(Data entries for graphics)
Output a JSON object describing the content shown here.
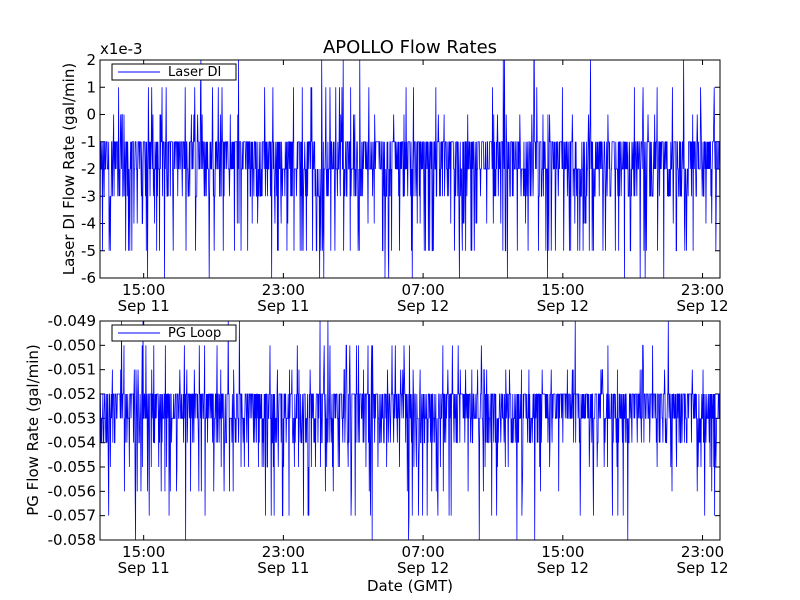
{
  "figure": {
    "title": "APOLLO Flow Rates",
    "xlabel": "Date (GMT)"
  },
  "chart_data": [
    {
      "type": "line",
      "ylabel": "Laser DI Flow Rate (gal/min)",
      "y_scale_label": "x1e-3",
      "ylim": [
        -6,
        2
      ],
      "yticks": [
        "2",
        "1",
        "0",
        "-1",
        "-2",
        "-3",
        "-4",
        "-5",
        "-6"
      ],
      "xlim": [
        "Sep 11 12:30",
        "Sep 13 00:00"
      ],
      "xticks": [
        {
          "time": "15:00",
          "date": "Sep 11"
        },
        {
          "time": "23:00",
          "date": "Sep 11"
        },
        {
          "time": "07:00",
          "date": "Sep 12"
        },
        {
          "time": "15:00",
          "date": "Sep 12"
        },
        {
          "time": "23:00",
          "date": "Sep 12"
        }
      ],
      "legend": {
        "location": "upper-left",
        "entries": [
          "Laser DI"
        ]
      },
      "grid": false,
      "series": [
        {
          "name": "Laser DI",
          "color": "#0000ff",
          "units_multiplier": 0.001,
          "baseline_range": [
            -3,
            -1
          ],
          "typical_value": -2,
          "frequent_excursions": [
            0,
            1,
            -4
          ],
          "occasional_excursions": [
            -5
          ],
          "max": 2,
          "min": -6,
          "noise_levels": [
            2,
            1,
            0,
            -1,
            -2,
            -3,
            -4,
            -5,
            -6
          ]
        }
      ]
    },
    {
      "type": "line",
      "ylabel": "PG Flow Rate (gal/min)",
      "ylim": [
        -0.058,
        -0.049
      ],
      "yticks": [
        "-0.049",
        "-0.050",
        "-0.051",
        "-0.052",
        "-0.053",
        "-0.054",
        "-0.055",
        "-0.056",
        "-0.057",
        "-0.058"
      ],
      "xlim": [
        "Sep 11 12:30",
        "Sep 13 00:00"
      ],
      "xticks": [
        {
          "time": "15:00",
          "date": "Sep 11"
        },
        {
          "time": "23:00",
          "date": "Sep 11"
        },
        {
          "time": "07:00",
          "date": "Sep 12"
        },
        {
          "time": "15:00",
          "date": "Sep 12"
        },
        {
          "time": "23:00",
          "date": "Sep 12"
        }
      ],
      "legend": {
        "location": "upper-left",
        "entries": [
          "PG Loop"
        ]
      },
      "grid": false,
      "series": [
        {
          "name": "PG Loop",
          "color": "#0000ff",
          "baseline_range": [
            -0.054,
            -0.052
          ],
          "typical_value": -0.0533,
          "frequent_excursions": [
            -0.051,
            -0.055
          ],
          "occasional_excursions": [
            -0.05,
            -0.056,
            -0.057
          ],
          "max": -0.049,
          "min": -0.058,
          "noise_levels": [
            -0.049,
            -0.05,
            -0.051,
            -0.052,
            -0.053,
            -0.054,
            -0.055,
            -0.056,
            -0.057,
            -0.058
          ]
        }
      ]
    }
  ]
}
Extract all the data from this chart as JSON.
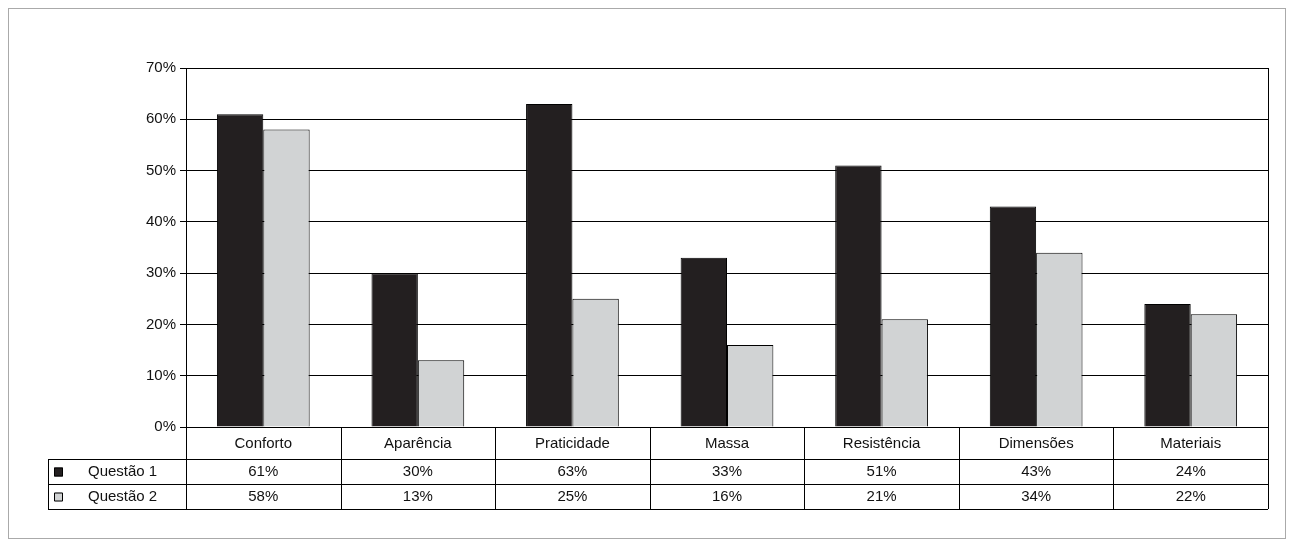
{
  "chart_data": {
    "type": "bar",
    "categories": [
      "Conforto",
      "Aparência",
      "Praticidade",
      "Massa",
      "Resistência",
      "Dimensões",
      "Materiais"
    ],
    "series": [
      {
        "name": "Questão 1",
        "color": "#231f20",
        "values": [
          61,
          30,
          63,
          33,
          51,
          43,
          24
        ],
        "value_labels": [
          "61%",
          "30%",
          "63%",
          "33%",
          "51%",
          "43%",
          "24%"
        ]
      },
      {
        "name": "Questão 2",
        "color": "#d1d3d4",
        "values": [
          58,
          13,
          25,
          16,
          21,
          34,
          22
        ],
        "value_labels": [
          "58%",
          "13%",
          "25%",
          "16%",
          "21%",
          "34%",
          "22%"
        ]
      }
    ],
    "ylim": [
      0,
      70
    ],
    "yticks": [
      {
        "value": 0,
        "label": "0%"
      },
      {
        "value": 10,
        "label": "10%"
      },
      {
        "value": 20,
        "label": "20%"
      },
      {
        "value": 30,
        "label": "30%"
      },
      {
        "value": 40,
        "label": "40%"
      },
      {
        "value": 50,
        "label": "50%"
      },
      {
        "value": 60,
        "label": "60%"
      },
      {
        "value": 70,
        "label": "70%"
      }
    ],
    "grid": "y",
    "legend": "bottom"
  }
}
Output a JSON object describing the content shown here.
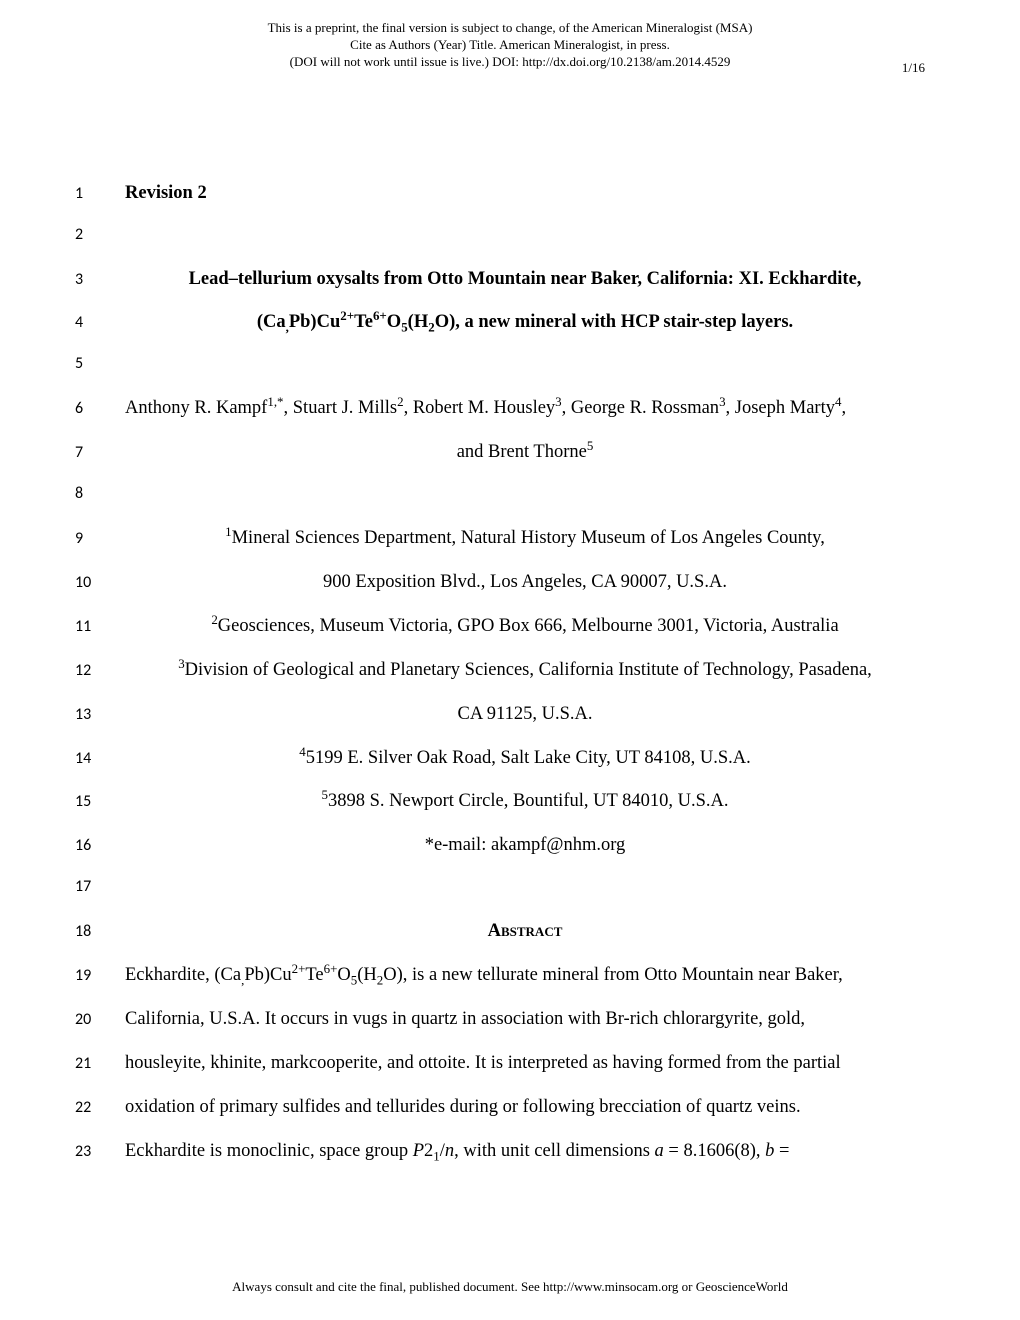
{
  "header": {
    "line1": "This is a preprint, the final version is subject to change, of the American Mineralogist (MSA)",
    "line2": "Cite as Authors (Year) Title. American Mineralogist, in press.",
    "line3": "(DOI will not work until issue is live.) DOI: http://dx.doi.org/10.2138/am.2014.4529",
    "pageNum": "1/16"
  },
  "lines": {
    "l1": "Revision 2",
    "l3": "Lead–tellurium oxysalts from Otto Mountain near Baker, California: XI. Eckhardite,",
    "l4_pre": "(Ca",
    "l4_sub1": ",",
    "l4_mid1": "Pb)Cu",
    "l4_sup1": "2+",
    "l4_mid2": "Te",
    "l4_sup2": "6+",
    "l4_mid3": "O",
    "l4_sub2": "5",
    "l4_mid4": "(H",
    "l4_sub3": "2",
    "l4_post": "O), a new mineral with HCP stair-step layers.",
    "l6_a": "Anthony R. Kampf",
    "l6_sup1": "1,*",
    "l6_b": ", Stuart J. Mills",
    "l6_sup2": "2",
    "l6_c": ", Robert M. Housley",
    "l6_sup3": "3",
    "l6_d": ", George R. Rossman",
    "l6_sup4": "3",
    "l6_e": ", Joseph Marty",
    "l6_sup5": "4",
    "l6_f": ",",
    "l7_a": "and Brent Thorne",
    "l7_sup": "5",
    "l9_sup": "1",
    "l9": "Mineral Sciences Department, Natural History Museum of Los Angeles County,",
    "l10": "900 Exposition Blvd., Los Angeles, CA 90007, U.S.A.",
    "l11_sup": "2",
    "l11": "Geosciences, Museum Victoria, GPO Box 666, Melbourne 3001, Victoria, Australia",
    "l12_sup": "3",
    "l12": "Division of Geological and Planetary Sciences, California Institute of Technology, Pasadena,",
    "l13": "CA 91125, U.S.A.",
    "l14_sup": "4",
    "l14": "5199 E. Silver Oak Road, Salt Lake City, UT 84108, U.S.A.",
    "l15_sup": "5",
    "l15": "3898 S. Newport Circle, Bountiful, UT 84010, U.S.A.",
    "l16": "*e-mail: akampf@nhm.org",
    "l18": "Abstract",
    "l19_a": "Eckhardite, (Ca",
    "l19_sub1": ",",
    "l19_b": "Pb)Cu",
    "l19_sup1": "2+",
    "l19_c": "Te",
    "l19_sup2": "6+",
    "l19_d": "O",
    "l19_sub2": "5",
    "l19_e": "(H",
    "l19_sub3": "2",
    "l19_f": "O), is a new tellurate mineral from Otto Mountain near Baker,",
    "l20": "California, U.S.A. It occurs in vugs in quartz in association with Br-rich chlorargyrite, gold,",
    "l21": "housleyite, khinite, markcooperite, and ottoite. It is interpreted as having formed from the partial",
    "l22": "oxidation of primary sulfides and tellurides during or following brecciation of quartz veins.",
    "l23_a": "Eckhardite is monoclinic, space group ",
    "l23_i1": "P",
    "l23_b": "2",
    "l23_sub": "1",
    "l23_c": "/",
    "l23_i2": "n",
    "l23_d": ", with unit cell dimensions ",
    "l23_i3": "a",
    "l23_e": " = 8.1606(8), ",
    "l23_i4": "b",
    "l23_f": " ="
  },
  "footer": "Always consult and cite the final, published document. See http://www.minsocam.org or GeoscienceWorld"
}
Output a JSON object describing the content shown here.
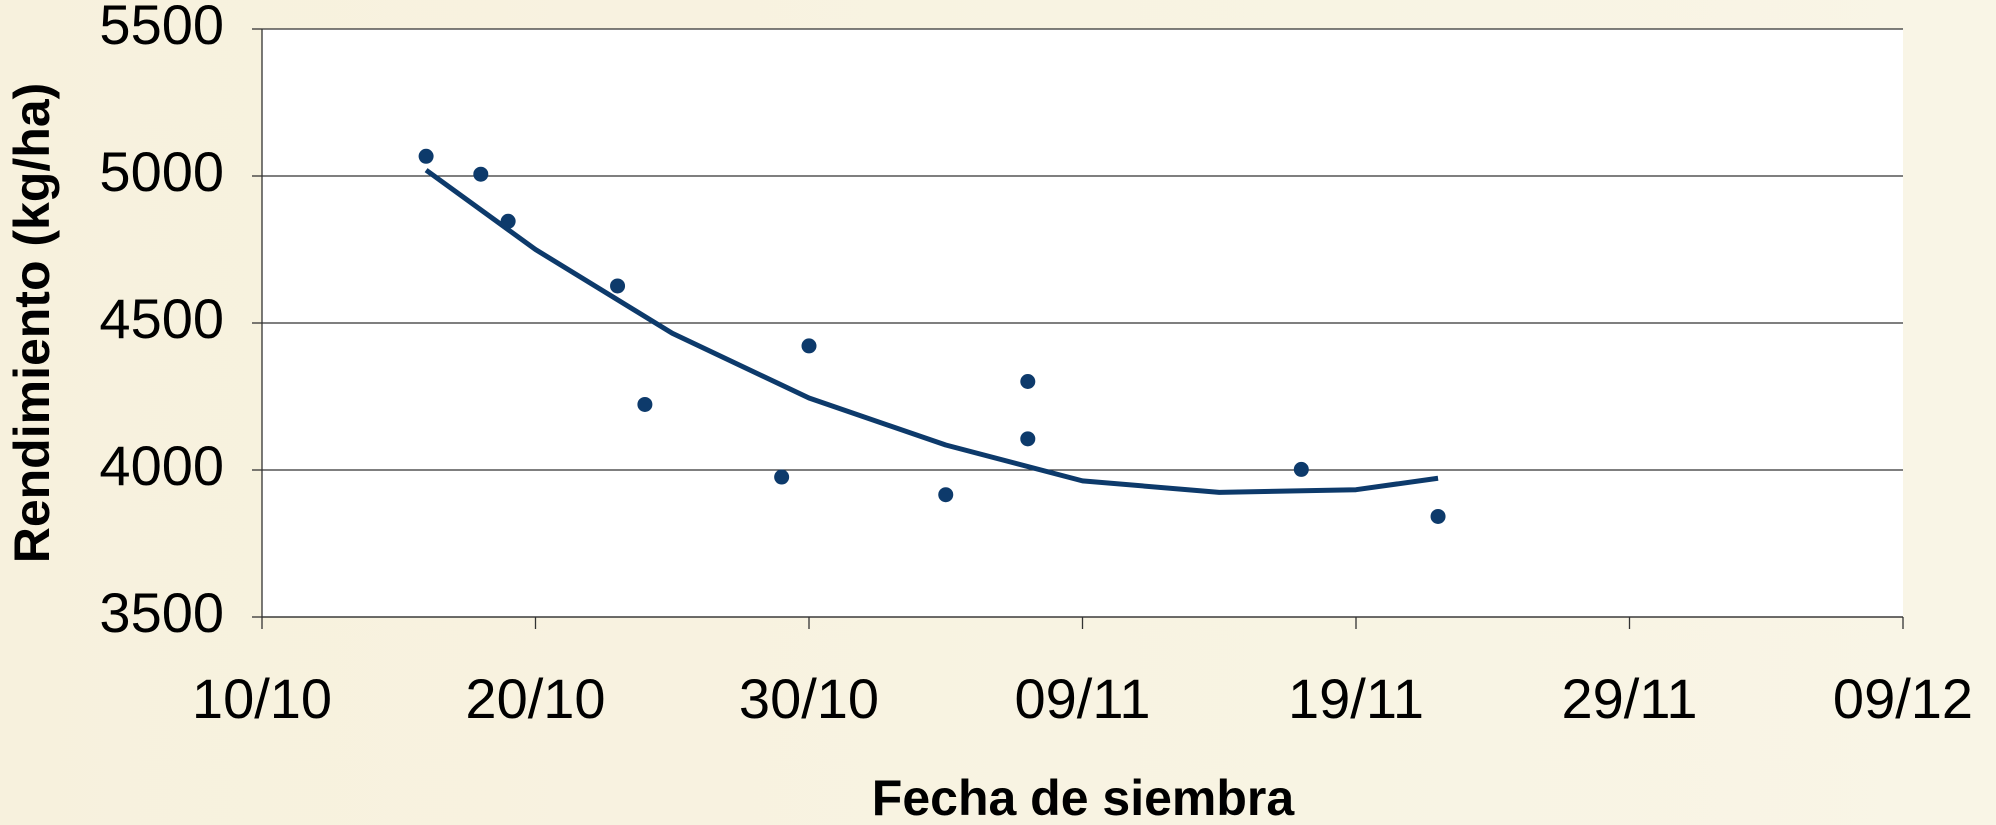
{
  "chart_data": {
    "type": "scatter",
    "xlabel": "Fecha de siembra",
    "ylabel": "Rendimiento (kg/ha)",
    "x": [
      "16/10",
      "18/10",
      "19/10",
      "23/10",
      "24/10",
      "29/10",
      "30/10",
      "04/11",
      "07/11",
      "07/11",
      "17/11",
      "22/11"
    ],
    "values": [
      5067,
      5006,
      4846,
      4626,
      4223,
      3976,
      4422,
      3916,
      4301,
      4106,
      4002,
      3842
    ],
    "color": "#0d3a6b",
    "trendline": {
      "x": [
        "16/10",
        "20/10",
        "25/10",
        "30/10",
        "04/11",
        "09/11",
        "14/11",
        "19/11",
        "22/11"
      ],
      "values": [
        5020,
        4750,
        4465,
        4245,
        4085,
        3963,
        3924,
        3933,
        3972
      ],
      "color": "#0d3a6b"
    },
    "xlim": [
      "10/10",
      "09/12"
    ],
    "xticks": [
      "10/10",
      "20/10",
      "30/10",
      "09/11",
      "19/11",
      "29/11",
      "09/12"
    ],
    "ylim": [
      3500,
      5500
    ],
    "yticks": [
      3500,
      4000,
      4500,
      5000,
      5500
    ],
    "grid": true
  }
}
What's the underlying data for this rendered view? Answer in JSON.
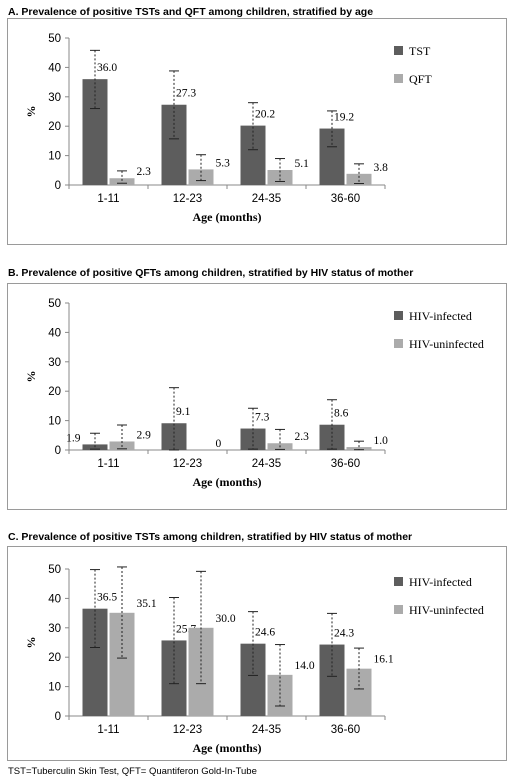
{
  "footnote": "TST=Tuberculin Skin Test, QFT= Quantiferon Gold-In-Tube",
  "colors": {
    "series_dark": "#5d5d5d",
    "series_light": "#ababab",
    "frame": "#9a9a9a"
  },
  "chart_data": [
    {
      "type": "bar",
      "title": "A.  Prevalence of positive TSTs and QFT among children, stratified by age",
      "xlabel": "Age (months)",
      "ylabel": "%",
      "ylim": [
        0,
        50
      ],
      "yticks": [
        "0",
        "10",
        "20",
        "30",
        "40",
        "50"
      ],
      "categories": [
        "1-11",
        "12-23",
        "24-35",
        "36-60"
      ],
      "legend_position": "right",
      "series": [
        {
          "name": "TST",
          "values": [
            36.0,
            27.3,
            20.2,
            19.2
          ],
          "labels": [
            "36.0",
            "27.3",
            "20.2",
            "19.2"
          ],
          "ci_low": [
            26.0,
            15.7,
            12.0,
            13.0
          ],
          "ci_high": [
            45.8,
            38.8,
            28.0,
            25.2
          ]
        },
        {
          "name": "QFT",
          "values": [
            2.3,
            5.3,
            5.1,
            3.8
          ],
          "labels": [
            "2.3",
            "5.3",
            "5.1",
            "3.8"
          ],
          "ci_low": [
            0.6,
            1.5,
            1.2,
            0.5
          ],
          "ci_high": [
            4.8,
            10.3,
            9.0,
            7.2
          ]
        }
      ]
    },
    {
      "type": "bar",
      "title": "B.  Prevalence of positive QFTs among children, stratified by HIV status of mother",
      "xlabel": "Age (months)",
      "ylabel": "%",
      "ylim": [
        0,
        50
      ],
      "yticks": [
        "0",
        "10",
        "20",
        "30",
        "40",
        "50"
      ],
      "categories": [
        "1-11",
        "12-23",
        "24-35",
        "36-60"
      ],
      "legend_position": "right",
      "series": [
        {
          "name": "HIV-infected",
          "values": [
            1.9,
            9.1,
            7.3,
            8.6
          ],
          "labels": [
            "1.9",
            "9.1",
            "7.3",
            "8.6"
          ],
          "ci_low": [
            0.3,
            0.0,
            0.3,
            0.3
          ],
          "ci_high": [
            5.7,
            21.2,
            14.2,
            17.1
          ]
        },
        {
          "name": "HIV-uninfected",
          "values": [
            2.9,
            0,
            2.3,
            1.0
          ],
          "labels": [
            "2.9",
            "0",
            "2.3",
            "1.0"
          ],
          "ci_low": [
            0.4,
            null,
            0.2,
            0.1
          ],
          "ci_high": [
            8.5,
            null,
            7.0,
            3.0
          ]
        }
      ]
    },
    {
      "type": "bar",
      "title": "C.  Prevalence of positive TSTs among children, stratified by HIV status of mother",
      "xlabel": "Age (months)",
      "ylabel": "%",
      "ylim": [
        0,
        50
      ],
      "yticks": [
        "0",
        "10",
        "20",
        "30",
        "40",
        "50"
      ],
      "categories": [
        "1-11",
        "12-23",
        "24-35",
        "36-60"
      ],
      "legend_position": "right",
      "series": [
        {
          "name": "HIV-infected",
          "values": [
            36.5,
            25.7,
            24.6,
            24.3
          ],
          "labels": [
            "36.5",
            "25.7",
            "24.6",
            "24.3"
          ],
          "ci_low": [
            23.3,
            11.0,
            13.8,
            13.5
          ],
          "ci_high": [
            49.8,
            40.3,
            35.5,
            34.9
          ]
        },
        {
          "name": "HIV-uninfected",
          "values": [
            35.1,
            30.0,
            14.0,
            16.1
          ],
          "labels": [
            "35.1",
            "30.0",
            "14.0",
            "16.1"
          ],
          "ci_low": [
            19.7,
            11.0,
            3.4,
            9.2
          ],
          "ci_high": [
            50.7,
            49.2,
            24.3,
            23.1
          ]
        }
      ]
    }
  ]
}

▶ Exercise
Identify the lines above that contain the word "among", then copy them.

▶ Solved exercise
      "title": "A.  Prevalence of positive TSTs and QFT among children, stratified by age",
      "title": "B.  Prevalence of positive QFTs among children, stratified by HIV status of mother",
      "title": "C.  Prevalence of positive TSTs among children, stratified by HIV status of mother",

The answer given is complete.